Data listing =>
- - -
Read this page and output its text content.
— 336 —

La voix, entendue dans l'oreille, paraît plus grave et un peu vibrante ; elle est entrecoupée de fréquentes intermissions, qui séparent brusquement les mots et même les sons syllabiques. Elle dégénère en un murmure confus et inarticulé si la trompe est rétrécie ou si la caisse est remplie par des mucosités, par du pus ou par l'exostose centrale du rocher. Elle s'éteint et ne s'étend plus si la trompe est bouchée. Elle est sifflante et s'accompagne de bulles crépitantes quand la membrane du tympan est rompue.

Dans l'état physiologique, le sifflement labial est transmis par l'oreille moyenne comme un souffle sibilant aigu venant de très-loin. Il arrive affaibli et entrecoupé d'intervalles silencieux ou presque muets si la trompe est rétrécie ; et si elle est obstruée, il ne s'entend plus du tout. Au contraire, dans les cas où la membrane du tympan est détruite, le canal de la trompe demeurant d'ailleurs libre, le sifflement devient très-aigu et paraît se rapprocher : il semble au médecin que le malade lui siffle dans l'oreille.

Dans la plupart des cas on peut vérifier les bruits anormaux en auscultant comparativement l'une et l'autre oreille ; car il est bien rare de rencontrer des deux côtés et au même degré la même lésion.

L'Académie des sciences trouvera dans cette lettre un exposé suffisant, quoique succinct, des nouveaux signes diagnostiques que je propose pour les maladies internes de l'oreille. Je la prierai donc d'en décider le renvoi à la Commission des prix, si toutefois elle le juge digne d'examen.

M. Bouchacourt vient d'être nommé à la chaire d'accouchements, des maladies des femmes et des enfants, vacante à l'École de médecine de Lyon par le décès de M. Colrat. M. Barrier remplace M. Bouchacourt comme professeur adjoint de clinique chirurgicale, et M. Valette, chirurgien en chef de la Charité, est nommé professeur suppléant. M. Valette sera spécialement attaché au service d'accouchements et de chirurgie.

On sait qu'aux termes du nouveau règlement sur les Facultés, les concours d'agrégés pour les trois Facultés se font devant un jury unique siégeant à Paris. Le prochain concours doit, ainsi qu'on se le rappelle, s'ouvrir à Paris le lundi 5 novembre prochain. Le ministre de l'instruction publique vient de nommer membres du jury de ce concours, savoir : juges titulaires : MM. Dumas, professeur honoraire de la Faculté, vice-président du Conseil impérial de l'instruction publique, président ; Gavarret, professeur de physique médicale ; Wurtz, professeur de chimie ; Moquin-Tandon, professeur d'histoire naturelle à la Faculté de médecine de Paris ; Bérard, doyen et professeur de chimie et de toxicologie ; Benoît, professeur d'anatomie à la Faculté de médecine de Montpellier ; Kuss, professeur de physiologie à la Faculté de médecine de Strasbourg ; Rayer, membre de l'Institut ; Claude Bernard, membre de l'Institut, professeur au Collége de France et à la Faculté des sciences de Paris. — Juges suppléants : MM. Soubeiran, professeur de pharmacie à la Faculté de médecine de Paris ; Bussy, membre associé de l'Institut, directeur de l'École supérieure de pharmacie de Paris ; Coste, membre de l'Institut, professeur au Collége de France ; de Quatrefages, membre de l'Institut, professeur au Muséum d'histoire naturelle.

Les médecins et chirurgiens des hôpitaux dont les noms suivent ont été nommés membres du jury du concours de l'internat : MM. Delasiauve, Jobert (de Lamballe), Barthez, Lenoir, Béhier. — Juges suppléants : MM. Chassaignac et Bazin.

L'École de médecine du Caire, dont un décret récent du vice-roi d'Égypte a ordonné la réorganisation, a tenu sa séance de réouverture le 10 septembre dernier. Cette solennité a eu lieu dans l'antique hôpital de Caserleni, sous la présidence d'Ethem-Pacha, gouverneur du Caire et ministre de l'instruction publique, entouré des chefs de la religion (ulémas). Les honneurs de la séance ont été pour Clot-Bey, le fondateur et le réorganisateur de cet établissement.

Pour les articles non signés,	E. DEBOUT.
- - -
Problem requirements =>
Every record shown above must be echoed exactly.

Reply to the task =>
Read this page and output its text content.
— 336 —

La voix, entendue dans l'oreille, paraît plus grave et un peu vibrante ; elle est entrecoupée de fréquentes intermissions, qui séparent brusquement les mots et même les sons syllabiques. Elle dégénère en un murmure confus et inarticulé si la trompe est rétrécie ou si la caisse est remplie par des mucosités, par du pus ou par l'exostose centrale du rocher. Elle s'éteint et ne s'étend plus si la trompe est bouchée. Elle est sifflante et s'accompagne de bulles crépitantes quand la membrane du tympan est rompue.

Dans l'état physiologique, le sifflement labial est transmis par l'oreille moyenne comme un souffle sibilant aigu venant de très-loin. Il arrive affaibli et entrecoupé d'intervalles silencieux ou presque muets si la trompe est rétrécie ; et si elle est obstruée, il ne s'entend plus du tout. Au contraire, dans les cas où la membrane du tympan est détruite, le canal de la trompe demeurant d'ailleurs libre, le sifflement devient très-aigu et paraît se rapprocher : il semble au médecin que le malade lui siffle dans l'oreille.

Dans la plupart des cas on peut vérifier les bruits anormaux en auscultant comparativement l'une et l'autre oreille ; car il est bien rare de rencontrer des deux côtés et au même degré la même lésion.

L'Académie des sciences trouvera dans cette lettre un exposé suffisant, quoique succinct, des nouveaux signes diagnostiques que je propose pour les maladies internes de l'oreille. Je la prierai donc d'en décider le renvoi à la Commission des prix, si toutefois elle le juge digne d'examen.

M. Bouchacourt vient d'être nommé à la chaire d'accouchements, des maladies des femmes et des enfants, vacante à l'École de médecine de Lyon par le décès de M. Colrat. M. Barrier remplace M. Bouchacourt comme professeur adjoint de clinique chirurgicale, et M. Valette, chirurgien en chef de la Charité, est nommé professeur suppléant. M. Valette sera spécialement attaché au service d'accouchements et de chirurgie.

On sait qu'aux termes du nouveau règlement sur les Facultés, les concours d'agrégés pour les trois Facultés se font devant un jury unique siégeant à Paris. Le prochain concours doit, ainsi qu'on se le rappelle, s'ouvrir à Paris le lundi 5 novembre prochain. Le ministre de l'instruction publique vient de nommer membres du jury de ce concours, savoir : juges titulaires : MM. Dumas, professeur honoraire de la Faculté, vice-président du Conseil impérial de l'instruction publique, président ; Gavarret, professeur de physique médicale ; Wurtz, professeur de chimie ; Moquin-Tandon, professeur d'histoire naturelle à la Faculté de médecine de Paris ; Bérard, doyen et professeur de chimie et de toxicologie ; Benoît, professeur d'anatomie à la Faculté de médecine de Montpellier ; Kuss, professeur de physiologie à la Faculté de médecine de Strasbourg ; Rayer, membre de l'Institut ; Claude Bernard, membre de l'Institut, professeur au Collége de France et à la Faculté des sciences de Paris. — Juges suppléants : MM. Soubeiran, professeur de pharmacie à la Faculté de médecine de Paris ; Bussy, membre associé de l'Institut, directeur de l'École supérieure de pharmacie de Paris ; Coste, membre de l'Institut, professeur au Collége de France ; de Quatrefages, membre de l'Institut, professeur au Muséum d'histoire naturelle.

Les médecins et chirurgiens des hôpitaux dont les noms suivent ont été nommés membres du jury du concours de l'internat : MM. Delasiauve, Jobert (de Lamballe), Barthez, Lenoir, Béhier. — Juges suppléants : MM. Chassaignac et Bazin.

L'École de médecine du Caire, dont un décret récent du vice-roi d'Égypte a ordonné la réorganisation, a tenu sa séance de réouverture le 10 septembre dernier. Cette solennité a eu lieu dans l'antique hôpital de Caserleni, sous la présidence d'Ethem-Pacha, gouverneur du Caire et ministre de l'instruction publique, entouré des chefs de la religion (ulémas). Les honneurs de la séance ont été pour Clot-Bey, le fondateur et le réorganisateur de cet établissement.

Pour les articles non signés,	E. DEBOUT.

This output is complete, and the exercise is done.